### Exercise data:
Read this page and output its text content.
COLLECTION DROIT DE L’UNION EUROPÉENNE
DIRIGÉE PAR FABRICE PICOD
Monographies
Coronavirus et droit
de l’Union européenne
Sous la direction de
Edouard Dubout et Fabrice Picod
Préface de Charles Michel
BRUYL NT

==

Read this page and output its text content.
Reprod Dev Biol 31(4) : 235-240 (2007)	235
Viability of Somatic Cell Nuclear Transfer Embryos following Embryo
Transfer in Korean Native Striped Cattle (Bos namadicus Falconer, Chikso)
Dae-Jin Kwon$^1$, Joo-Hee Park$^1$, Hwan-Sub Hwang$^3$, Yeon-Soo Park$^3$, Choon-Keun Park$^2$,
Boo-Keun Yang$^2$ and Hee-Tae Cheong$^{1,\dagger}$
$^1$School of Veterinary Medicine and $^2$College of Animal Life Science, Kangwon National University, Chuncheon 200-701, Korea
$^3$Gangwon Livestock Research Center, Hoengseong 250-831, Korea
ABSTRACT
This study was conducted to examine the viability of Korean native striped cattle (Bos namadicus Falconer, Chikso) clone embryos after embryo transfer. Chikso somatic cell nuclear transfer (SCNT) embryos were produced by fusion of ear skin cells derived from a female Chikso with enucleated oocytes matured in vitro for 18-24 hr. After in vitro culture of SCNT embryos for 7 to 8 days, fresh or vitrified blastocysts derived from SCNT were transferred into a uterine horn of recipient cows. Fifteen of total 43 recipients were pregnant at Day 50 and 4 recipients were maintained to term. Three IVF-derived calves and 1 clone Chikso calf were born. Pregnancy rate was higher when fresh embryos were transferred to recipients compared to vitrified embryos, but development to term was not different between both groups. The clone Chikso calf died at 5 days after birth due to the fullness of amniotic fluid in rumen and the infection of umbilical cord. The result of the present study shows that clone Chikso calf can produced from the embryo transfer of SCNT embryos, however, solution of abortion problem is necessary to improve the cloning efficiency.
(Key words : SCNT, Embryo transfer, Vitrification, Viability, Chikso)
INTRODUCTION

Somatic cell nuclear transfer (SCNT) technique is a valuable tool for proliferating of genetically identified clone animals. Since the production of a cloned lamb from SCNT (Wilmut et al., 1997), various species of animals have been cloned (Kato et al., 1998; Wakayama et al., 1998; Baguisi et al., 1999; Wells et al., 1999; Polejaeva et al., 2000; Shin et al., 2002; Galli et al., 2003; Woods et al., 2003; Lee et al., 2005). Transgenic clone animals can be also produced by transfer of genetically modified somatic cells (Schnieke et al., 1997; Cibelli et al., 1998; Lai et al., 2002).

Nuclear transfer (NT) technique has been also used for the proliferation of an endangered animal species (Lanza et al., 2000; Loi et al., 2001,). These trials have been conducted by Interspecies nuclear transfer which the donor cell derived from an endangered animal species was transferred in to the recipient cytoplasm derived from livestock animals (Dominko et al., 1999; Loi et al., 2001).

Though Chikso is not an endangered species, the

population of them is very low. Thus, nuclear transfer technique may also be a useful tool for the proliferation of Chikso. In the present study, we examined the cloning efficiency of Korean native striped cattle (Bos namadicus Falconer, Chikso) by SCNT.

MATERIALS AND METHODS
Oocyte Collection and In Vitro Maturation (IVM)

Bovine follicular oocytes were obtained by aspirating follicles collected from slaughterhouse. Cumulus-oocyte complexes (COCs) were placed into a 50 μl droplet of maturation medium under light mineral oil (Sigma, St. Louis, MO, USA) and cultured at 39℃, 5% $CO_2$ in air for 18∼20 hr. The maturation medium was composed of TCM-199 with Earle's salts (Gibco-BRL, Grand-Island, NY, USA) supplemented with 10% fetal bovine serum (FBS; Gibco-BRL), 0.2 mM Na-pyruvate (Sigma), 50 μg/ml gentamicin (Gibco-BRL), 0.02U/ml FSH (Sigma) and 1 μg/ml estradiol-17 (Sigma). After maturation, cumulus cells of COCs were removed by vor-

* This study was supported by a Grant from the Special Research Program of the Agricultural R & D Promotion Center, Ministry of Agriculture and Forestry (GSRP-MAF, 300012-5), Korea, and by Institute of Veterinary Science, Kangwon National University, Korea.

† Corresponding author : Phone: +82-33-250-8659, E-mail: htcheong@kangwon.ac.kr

* * *

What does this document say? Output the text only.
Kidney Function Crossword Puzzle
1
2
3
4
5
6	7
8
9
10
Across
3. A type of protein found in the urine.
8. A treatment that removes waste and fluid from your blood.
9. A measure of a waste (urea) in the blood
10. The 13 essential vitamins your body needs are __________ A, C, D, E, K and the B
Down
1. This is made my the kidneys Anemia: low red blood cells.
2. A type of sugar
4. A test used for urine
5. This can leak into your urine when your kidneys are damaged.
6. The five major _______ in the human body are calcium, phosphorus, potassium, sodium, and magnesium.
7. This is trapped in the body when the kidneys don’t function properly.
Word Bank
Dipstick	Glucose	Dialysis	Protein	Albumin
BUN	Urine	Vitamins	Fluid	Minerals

### Exercise brief:
Take each line from the preceding material that contains "blood" and copy it.

### Answer to the problem:
8. A treatment that removes waste and fluid from your blood.
9. A measure of a waste (urea) in the blood
1. This is made my the kidneys Anemia: low red blood cells.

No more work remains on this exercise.